▶ _PROVIDED DATA_
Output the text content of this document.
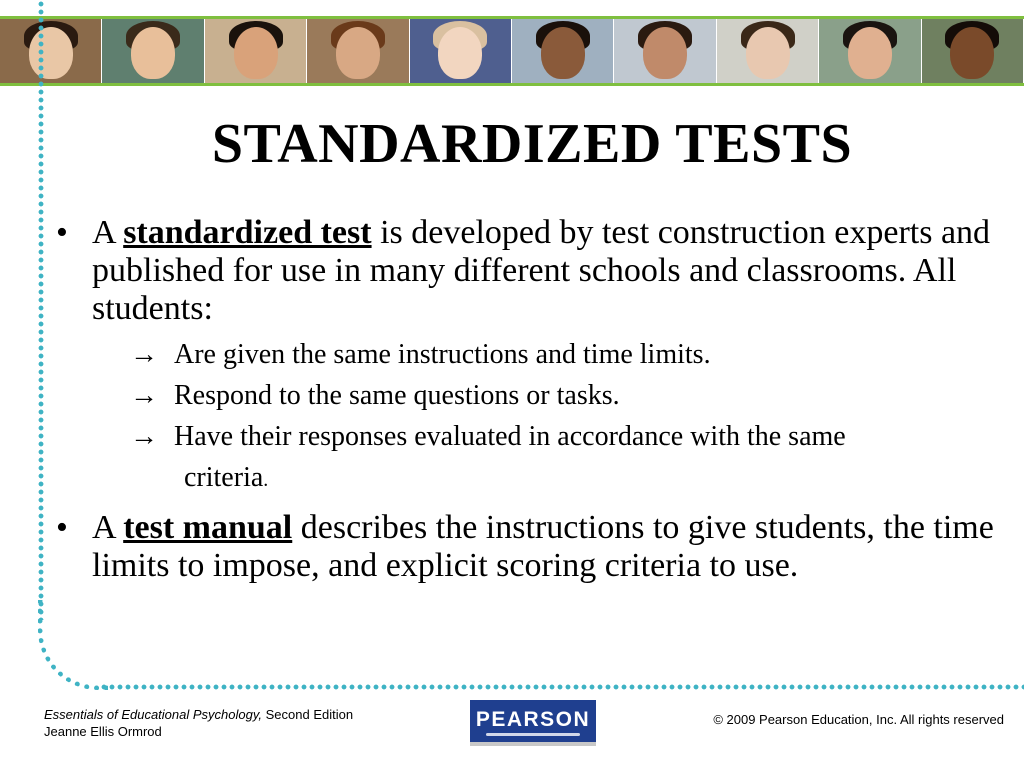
STANDARDIZED TESTS

• A standardized test is developed by test construction experts and published for use in many different schools and classrooms. All students:

→ Are given the same instructions and time limits.

→ Respond to the same questions or tasks.

→ Have their responses evaluated in accordance with the same
criteria.

• A test manual describes the instructions to give students, the time limits to impose, and explicit scoring criteria to use.

Essentials of Educational Psychology, Second Edition
Jeanne Ellis Ormrod
PEARSON	© 2009 Pearson Education, Inc. All rights reserved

▶ _DIRECTION_
Pull out every line containing "students".

▶ _COMPLETED EXERCISE_
• A standardized test is developed by test construction experts and published for use in many different schools and classrooms. All students:
• A test manual describes the instructions to give students, the time limits to impose, and explicit scoring criteria to use.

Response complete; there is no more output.